Show every line containing "steg" by copying it.

-------- ENTRIES --------

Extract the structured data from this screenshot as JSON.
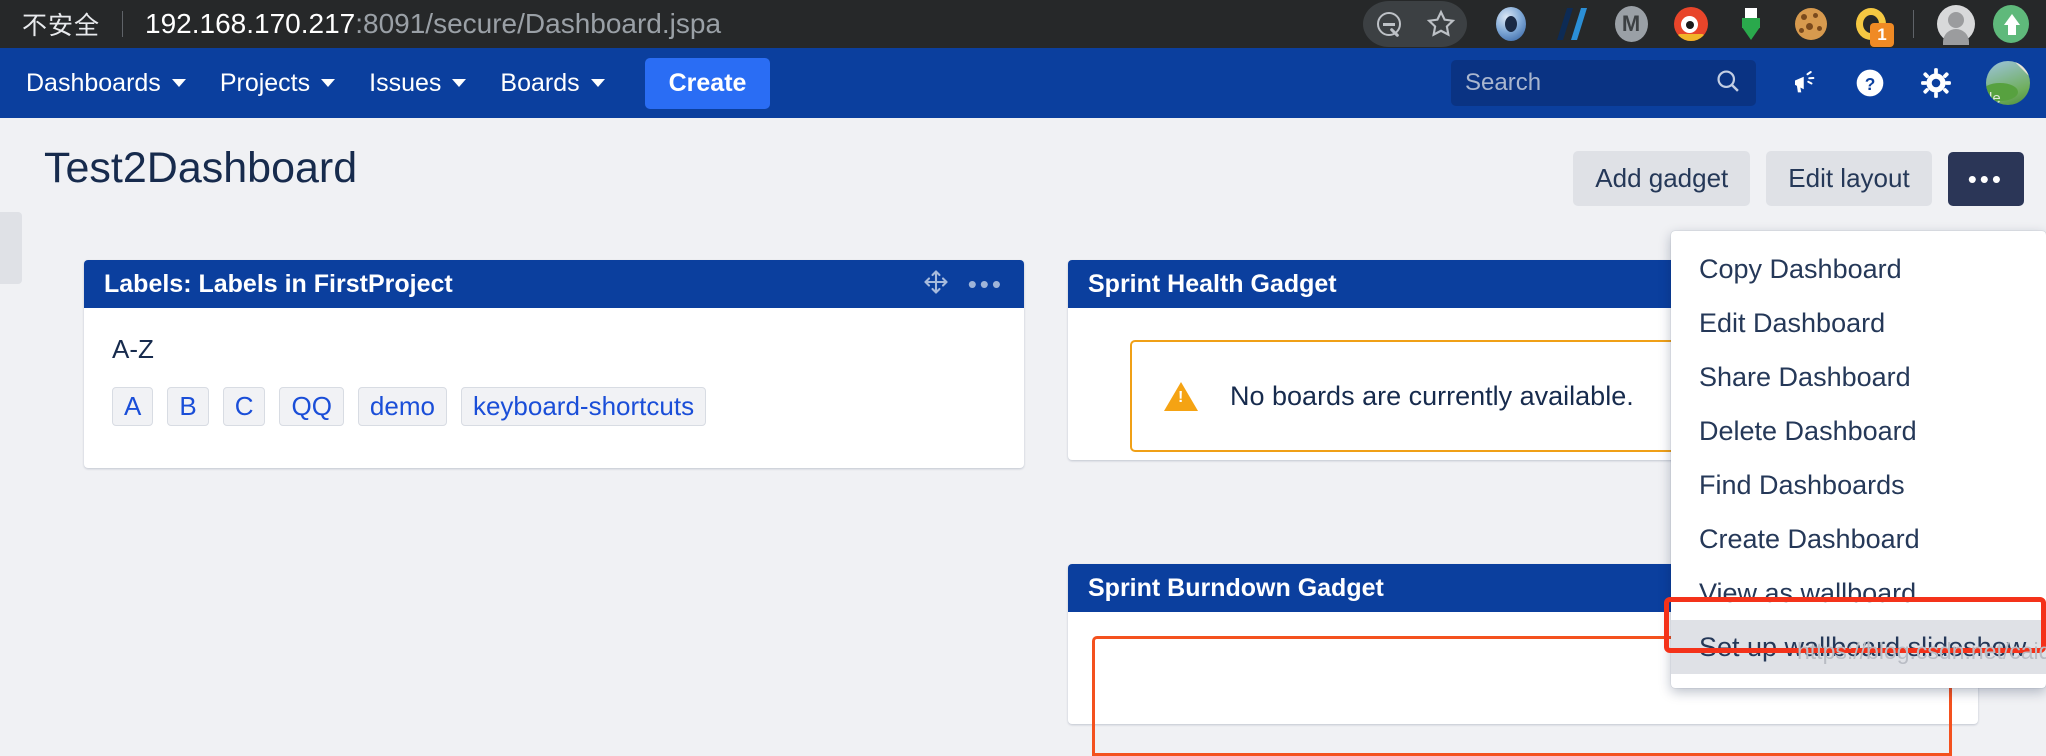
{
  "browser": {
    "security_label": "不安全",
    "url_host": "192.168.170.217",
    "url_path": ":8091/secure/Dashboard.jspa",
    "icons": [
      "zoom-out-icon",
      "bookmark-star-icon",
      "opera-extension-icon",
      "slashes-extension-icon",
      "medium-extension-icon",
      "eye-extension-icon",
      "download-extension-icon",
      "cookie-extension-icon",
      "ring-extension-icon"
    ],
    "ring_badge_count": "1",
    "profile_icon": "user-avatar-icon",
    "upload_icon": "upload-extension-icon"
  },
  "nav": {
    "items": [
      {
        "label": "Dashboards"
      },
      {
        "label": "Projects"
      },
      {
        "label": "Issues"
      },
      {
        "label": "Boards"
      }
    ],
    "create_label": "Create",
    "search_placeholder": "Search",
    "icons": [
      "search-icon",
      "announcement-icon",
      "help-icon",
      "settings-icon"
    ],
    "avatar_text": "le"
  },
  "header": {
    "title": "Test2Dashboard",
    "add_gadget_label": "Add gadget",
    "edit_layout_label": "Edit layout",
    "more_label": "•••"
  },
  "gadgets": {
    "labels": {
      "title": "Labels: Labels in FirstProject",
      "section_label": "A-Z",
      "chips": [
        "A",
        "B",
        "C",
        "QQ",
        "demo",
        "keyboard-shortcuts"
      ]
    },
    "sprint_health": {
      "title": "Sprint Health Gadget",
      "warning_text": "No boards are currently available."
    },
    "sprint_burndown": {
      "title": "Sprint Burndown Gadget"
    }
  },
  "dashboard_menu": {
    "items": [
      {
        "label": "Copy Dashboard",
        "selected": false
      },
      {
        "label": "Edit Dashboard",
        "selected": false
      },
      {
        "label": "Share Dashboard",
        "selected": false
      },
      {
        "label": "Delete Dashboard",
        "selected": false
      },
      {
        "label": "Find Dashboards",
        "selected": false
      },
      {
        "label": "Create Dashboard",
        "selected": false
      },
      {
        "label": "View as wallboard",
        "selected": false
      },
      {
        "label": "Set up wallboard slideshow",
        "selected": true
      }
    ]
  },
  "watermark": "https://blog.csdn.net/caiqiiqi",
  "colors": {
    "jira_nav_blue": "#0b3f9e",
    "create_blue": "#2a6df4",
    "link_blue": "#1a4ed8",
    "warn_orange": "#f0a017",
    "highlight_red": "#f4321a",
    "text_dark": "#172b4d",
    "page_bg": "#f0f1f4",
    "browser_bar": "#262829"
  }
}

--------
-------- ENTRIES --------

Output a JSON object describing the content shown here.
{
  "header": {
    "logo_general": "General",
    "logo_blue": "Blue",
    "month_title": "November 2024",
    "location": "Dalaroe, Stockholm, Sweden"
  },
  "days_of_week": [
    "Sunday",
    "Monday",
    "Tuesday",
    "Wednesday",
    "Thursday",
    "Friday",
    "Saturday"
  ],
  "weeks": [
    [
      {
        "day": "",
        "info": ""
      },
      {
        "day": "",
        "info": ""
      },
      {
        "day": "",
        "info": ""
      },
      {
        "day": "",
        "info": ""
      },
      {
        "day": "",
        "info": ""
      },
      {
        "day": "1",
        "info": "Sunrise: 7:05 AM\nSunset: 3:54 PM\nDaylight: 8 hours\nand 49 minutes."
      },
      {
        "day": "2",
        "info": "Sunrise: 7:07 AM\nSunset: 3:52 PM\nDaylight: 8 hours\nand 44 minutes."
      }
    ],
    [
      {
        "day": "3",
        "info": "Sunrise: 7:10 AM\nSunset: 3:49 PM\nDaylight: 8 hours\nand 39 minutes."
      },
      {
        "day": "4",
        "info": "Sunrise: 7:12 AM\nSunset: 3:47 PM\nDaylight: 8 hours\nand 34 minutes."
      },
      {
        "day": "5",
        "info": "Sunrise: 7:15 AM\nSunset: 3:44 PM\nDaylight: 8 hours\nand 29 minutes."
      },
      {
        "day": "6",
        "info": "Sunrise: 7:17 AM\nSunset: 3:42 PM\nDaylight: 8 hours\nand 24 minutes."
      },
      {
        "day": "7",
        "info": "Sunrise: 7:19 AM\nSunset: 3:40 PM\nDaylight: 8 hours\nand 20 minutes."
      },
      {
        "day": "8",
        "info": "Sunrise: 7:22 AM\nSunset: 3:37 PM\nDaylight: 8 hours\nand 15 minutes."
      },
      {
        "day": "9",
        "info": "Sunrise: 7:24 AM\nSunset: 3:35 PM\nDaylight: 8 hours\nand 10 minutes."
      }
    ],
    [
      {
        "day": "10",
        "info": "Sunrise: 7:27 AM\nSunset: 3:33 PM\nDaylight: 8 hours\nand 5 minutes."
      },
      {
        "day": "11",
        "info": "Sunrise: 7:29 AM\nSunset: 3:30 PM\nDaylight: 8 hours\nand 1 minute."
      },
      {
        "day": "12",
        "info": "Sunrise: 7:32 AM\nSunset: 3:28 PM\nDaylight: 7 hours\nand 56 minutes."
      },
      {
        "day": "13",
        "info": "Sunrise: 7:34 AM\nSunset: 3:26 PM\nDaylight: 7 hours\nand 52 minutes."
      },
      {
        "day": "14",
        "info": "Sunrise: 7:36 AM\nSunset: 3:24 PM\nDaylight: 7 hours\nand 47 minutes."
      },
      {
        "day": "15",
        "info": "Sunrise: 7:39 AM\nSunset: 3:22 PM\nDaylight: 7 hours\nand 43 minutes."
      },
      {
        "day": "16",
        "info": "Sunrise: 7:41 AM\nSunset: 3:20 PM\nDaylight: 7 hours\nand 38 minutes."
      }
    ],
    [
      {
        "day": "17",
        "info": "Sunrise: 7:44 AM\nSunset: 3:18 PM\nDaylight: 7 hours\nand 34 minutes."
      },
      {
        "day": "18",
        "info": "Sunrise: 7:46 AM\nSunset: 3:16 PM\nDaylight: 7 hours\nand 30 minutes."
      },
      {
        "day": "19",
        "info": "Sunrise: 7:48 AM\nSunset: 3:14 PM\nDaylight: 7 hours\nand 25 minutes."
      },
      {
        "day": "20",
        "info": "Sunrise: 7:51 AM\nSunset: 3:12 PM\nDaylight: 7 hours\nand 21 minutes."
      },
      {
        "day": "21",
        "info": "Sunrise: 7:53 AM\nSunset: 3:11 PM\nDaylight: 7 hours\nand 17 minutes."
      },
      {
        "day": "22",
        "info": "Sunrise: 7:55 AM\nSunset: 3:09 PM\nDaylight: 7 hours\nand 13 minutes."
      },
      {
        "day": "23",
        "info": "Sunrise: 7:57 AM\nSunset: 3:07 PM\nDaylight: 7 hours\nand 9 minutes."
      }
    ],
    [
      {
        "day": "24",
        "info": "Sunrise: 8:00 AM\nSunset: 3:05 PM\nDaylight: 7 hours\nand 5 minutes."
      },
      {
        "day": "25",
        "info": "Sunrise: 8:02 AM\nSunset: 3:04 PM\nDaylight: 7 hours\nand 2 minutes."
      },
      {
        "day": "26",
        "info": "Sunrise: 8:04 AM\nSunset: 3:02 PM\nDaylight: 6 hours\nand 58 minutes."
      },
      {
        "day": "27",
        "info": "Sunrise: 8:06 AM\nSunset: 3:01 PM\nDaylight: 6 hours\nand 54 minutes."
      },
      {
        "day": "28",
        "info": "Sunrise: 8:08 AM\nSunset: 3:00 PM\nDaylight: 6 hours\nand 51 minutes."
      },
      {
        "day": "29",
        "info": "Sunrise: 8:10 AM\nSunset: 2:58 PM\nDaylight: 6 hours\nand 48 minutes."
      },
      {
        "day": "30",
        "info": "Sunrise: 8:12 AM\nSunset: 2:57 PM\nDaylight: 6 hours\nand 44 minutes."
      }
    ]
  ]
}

--------
-------- ENTRIES --------

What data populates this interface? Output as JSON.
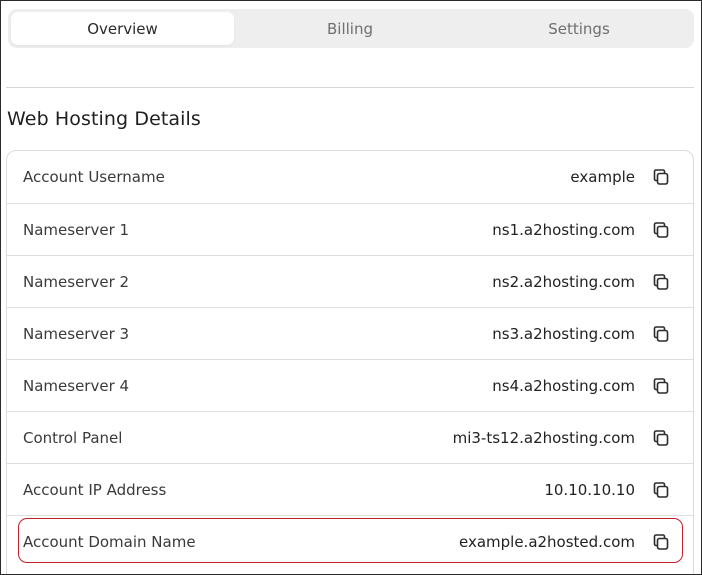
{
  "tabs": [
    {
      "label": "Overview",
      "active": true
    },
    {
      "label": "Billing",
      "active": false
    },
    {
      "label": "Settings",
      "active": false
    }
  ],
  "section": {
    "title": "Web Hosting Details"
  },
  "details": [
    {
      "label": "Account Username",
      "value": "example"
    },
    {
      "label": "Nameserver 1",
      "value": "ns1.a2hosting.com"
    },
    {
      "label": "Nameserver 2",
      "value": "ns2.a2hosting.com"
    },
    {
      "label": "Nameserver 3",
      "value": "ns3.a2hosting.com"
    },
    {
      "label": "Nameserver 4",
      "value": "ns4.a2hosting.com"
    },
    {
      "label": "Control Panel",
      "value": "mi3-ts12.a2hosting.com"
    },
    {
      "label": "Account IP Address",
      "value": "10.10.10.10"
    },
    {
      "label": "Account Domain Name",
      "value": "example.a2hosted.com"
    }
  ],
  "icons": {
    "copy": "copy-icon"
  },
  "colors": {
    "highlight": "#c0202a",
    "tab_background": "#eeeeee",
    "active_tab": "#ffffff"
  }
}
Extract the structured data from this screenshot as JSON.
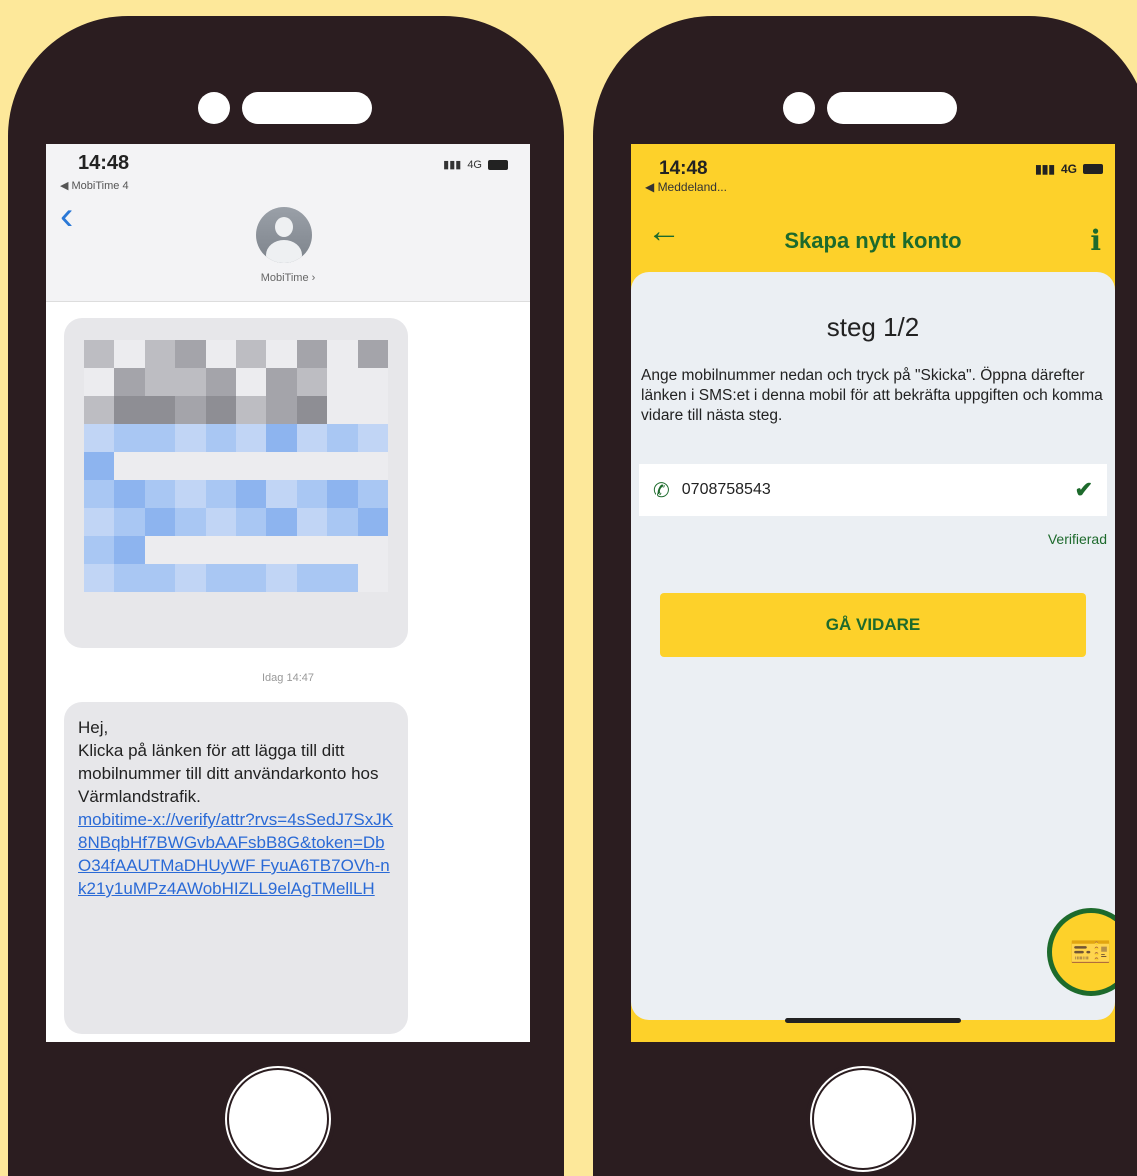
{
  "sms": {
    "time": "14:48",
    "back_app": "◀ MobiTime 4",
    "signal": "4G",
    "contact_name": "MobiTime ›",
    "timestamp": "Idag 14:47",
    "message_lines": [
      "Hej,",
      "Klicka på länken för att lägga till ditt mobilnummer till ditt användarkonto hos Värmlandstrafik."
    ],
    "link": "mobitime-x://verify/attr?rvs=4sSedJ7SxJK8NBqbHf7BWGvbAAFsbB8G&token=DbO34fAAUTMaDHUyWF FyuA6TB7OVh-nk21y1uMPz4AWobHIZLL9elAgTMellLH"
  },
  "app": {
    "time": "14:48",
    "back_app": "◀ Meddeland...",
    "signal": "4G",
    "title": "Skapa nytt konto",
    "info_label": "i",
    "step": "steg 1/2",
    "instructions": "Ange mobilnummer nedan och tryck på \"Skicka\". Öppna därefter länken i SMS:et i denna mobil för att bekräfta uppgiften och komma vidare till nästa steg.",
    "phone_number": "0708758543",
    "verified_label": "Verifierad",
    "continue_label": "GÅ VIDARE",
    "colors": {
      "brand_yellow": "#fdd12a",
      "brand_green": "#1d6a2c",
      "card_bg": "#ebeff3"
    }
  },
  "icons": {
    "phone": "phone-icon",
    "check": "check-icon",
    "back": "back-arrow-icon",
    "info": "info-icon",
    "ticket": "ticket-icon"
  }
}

--------

ANSWER TO THE EXERCISE>
    "step": "steg 1/2",
    "instructions": "Ange mobilnummer nedan och tryck på \"Skicka\". Öppna därefter länken i SMS:et i denna mobil för att bekräfta uppgiften och komma vidare till nästa steg.",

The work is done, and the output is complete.